→ **WHAT TO WORK ON**
For every line in the records that has the word "Kurukshetra", make a copy.

Begin

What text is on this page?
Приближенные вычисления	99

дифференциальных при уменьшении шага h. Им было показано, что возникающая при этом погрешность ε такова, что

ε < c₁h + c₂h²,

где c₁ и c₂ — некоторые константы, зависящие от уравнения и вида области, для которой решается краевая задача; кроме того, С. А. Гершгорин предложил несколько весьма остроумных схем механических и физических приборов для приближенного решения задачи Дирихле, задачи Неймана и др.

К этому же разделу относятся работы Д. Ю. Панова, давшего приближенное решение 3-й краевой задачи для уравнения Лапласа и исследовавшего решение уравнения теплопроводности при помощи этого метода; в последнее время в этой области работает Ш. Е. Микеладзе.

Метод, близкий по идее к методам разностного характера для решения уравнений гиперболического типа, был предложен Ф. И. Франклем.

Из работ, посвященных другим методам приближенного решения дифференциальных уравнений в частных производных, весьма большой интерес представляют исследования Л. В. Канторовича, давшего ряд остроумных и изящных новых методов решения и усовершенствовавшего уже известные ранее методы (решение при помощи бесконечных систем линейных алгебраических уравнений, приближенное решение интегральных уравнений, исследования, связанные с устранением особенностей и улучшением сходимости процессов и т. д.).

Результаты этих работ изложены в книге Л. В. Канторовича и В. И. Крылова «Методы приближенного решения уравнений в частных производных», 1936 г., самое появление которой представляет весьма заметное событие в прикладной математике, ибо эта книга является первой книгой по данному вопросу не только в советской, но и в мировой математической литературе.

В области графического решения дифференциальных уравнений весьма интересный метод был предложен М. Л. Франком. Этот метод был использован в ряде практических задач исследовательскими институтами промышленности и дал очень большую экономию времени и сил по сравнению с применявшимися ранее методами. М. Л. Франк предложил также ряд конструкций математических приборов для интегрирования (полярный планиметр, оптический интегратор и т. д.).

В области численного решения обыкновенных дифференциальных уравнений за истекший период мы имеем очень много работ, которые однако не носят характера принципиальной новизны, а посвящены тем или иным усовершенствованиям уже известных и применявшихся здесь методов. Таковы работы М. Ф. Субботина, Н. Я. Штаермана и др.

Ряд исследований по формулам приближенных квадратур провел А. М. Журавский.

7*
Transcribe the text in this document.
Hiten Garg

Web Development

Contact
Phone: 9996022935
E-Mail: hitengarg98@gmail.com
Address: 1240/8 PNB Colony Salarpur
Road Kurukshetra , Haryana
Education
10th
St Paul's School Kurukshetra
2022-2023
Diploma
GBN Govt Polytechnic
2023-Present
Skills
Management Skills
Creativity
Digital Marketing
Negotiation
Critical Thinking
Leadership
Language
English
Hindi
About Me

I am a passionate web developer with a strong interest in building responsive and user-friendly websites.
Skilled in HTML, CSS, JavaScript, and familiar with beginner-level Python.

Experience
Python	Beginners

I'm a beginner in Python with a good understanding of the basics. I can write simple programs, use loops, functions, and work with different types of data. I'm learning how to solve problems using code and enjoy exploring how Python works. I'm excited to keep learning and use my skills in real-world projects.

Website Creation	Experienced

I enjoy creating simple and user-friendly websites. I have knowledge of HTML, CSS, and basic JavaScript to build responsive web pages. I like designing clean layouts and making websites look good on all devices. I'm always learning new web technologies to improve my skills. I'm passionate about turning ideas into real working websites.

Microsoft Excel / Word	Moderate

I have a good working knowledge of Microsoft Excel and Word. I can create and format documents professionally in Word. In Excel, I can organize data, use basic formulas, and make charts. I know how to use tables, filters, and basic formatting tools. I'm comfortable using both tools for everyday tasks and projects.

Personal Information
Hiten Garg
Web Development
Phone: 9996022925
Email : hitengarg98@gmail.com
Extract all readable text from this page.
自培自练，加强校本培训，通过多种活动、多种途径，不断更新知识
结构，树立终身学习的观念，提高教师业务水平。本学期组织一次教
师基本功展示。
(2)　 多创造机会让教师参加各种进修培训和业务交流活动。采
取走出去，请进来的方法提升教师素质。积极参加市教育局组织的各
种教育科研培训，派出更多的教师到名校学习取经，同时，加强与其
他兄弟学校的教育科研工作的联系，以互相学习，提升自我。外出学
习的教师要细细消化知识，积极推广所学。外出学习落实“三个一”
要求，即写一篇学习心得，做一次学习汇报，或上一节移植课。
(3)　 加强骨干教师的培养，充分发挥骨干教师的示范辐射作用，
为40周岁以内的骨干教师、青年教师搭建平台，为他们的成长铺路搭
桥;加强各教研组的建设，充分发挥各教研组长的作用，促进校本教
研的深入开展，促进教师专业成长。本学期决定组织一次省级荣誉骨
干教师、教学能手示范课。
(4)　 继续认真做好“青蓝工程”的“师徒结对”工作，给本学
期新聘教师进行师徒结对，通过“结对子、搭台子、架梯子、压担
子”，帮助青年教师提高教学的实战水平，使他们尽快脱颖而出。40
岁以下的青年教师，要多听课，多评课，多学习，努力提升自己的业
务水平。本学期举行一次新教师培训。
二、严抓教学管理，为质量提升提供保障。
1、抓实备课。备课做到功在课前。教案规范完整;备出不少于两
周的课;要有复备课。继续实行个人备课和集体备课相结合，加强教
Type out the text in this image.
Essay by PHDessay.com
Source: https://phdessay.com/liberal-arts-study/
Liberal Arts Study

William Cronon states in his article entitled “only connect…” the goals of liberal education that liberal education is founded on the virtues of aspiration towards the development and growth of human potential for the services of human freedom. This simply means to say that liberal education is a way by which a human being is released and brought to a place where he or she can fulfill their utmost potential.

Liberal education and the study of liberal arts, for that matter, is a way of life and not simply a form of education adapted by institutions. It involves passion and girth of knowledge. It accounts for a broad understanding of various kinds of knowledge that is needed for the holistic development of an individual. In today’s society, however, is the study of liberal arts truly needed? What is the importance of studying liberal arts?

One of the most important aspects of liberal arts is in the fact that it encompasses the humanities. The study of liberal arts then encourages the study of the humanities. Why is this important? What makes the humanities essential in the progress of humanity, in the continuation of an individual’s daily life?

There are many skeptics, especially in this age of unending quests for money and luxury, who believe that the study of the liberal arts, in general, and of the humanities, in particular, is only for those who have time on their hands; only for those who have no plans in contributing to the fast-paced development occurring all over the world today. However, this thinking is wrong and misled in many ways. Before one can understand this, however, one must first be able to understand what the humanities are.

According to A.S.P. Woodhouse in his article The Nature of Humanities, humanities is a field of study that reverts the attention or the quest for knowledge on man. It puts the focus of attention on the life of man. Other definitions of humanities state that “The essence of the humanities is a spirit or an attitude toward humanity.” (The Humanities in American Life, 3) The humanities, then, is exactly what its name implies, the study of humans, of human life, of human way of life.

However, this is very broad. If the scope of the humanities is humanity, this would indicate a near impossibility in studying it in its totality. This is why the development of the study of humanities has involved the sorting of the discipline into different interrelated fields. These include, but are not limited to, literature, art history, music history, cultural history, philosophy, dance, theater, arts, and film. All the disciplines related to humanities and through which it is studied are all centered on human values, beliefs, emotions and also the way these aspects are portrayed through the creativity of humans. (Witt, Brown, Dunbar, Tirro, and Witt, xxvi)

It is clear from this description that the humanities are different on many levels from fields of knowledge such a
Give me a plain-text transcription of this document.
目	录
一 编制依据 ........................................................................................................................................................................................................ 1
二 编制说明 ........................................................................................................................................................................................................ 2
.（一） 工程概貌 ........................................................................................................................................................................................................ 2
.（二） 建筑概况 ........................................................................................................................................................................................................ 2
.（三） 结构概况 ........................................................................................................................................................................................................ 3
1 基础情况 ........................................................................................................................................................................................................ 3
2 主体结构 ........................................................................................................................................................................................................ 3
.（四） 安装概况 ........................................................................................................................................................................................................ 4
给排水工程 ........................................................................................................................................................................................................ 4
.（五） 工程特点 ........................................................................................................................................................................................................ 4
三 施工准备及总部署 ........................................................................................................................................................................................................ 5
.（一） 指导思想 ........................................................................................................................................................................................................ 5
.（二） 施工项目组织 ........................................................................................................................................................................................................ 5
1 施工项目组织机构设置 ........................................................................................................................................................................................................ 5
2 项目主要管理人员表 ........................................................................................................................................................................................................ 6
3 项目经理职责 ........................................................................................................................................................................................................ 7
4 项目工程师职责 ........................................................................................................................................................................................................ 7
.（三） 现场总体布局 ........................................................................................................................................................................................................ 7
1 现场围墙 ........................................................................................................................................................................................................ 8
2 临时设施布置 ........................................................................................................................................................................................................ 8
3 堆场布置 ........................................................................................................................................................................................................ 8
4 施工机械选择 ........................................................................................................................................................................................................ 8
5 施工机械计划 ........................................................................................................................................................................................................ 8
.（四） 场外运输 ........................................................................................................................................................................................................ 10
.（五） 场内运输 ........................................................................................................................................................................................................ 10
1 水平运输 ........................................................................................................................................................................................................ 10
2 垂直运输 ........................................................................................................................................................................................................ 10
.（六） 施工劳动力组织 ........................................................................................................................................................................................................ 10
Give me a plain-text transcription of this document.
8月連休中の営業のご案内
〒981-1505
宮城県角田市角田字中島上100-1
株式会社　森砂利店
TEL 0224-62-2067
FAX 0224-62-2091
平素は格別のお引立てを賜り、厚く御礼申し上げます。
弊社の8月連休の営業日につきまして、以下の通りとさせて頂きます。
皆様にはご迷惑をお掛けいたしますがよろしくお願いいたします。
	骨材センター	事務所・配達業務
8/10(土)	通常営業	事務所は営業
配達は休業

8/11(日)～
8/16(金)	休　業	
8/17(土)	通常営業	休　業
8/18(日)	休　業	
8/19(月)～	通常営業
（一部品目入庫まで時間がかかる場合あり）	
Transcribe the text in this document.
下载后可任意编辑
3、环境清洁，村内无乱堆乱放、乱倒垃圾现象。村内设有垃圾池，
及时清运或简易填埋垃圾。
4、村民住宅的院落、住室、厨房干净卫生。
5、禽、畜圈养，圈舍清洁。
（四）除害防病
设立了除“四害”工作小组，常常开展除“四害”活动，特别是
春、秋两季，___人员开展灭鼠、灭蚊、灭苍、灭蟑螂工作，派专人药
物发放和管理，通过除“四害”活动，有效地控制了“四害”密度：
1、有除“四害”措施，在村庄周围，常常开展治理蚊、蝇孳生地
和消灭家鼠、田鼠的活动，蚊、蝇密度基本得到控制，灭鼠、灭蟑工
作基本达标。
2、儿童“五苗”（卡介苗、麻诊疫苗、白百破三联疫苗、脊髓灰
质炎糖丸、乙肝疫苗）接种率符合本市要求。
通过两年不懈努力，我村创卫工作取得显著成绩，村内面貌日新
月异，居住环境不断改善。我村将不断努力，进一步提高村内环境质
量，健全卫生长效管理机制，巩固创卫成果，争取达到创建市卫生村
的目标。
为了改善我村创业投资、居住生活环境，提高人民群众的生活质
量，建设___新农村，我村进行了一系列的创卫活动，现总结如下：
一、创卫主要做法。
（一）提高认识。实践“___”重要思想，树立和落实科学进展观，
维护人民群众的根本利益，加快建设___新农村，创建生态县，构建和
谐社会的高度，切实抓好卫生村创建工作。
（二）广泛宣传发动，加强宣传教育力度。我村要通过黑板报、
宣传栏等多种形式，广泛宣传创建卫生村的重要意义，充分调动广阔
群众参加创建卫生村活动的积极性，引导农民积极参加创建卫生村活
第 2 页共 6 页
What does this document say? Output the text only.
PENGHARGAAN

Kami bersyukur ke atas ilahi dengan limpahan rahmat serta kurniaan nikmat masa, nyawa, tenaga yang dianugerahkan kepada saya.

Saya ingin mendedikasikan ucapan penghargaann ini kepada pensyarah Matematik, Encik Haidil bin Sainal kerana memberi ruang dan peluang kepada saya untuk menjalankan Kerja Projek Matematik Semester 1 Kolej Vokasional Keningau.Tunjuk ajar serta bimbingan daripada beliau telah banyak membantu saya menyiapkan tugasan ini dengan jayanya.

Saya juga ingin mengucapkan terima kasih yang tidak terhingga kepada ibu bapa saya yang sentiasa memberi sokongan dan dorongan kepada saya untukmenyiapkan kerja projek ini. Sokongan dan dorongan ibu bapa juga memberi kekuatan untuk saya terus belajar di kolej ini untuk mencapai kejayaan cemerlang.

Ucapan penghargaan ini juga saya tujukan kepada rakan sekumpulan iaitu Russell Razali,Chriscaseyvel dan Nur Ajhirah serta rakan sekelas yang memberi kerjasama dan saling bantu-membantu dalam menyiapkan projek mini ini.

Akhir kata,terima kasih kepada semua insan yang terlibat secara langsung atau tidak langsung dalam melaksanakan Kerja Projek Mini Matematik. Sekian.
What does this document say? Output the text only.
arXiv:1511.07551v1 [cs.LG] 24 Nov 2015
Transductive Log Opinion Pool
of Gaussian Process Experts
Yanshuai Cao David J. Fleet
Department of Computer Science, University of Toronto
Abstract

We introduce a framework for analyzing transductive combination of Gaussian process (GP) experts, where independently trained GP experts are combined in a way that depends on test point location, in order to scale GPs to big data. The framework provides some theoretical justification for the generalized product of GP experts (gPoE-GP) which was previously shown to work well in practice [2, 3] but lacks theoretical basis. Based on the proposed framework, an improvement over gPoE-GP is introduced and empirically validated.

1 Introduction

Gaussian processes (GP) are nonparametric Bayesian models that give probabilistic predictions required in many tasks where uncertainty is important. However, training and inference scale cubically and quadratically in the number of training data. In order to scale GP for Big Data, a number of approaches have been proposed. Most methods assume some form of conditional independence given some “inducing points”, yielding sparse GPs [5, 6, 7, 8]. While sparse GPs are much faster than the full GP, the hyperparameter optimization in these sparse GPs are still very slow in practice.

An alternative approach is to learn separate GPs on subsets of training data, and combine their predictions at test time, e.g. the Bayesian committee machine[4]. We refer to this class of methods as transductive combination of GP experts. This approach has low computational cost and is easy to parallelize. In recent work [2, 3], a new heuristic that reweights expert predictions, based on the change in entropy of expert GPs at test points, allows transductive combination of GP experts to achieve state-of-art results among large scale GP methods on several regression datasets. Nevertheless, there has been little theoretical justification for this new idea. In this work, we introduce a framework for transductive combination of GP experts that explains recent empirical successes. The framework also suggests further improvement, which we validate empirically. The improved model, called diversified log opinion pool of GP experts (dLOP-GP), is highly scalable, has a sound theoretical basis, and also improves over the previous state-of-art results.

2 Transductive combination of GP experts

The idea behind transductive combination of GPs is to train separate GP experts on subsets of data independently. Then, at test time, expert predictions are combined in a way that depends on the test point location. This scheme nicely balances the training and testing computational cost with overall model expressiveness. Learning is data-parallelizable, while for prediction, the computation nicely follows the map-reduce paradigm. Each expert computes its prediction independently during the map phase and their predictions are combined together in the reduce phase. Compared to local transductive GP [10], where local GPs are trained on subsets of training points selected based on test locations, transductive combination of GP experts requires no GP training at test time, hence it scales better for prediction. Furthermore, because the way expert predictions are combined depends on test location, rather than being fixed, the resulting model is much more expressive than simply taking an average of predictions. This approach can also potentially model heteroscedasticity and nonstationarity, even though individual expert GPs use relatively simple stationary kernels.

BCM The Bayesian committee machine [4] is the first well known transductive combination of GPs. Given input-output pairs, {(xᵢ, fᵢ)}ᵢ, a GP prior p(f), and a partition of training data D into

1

End

→ **ANSWER TO THE EXERCISE**
Road Kurukshetra , Haryana
St Paul's School Kurukshetra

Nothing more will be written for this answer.